* start Entries supplied *

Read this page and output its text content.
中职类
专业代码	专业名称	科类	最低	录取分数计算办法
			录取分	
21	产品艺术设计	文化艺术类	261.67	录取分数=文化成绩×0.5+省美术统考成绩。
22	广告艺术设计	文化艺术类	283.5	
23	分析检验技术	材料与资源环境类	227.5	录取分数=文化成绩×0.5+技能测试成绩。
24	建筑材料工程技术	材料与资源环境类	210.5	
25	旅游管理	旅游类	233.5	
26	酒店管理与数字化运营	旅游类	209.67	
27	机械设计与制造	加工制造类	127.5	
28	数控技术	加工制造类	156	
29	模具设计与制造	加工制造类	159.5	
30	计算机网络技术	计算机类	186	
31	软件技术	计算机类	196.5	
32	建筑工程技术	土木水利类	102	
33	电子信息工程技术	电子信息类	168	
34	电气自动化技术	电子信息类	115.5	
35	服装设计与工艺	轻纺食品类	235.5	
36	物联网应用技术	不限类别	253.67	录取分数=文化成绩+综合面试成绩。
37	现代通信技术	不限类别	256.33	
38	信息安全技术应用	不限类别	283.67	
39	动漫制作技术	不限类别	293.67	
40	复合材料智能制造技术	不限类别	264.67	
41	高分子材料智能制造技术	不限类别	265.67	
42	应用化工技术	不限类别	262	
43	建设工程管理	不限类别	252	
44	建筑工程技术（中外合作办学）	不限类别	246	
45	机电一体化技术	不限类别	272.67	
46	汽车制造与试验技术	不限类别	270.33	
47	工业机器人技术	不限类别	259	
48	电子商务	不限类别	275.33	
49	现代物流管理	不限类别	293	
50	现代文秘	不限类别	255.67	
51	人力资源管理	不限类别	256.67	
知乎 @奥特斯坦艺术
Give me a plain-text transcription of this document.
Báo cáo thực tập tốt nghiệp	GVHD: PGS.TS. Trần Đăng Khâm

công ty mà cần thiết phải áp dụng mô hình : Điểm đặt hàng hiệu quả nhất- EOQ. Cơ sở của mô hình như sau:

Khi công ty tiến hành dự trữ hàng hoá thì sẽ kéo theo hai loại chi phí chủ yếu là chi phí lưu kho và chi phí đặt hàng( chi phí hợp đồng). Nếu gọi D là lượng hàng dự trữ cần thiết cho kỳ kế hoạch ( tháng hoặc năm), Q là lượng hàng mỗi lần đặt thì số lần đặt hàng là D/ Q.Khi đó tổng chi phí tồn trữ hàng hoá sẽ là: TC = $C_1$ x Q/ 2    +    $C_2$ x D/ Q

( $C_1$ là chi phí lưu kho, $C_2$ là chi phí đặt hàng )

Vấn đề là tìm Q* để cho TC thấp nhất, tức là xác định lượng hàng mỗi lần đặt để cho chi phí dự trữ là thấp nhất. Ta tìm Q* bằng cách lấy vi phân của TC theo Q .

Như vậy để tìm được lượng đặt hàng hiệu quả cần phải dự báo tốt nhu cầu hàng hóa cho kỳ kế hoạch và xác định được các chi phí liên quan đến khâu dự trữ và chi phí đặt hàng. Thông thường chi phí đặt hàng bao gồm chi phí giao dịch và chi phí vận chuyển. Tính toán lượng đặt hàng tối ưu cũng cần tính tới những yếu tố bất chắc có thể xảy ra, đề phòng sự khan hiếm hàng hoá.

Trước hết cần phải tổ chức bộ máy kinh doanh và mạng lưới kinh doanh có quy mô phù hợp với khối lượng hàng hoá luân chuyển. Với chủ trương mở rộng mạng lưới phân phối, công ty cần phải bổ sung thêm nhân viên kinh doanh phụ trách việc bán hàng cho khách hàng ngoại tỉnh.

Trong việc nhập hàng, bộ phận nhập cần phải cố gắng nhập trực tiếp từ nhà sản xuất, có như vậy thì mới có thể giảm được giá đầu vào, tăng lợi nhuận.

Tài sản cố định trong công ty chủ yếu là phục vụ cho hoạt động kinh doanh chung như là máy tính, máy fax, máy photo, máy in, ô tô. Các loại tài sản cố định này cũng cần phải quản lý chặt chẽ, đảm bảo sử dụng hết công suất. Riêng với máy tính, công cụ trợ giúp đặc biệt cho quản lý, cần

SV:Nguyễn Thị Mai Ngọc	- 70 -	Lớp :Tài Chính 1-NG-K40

* end Entries supplied *

Objective:
Looking at the entries above, say how many lines contain the word "this". Only the number is wanted.

Reply to the exercise:
2